- Aim of the exercise
Locate each line holding the string "Website" and copy it.

[A run of records]
════════

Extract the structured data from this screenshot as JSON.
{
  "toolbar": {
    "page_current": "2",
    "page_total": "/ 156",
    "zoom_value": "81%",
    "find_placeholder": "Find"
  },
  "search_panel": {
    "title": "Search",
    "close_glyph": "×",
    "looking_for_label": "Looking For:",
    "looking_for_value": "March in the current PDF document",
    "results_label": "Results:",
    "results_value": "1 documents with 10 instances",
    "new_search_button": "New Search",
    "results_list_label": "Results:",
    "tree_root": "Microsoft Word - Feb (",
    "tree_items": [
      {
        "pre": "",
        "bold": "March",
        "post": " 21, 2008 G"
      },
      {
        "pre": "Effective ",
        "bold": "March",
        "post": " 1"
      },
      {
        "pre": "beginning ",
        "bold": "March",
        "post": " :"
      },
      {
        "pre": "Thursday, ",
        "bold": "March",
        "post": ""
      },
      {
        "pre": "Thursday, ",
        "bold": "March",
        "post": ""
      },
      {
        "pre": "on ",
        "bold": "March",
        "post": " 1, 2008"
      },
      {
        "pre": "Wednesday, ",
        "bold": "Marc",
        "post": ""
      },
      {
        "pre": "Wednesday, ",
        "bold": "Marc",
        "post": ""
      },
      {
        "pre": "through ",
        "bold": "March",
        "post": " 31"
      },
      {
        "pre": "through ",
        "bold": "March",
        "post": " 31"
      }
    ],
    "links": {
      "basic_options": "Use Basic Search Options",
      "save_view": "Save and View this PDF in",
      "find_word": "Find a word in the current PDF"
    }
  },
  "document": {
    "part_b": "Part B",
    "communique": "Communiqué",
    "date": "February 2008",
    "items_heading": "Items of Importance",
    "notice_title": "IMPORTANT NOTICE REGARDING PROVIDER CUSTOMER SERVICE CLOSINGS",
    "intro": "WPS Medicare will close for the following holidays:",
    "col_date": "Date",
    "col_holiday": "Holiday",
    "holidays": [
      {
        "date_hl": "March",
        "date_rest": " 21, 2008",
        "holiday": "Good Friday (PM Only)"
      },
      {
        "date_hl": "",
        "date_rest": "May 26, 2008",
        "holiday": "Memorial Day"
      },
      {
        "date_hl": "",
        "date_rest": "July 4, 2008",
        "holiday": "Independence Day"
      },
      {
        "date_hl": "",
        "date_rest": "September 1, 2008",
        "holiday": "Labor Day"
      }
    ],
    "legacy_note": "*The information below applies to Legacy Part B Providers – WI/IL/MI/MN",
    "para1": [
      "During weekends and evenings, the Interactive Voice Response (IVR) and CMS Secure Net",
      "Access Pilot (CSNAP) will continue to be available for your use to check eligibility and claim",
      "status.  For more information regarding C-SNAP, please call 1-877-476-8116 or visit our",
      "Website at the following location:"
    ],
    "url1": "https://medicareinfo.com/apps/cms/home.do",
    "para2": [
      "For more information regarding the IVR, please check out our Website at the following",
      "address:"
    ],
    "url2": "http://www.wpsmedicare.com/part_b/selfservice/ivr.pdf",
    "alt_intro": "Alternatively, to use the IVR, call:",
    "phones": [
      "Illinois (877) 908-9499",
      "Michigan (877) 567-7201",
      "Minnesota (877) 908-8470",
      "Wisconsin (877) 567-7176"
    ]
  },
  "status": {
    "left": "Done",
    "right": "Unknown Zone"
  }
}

════════

- Task solution
      "Website at the following location:"
      "For more information regarding the IVR, please check out our Website at the following",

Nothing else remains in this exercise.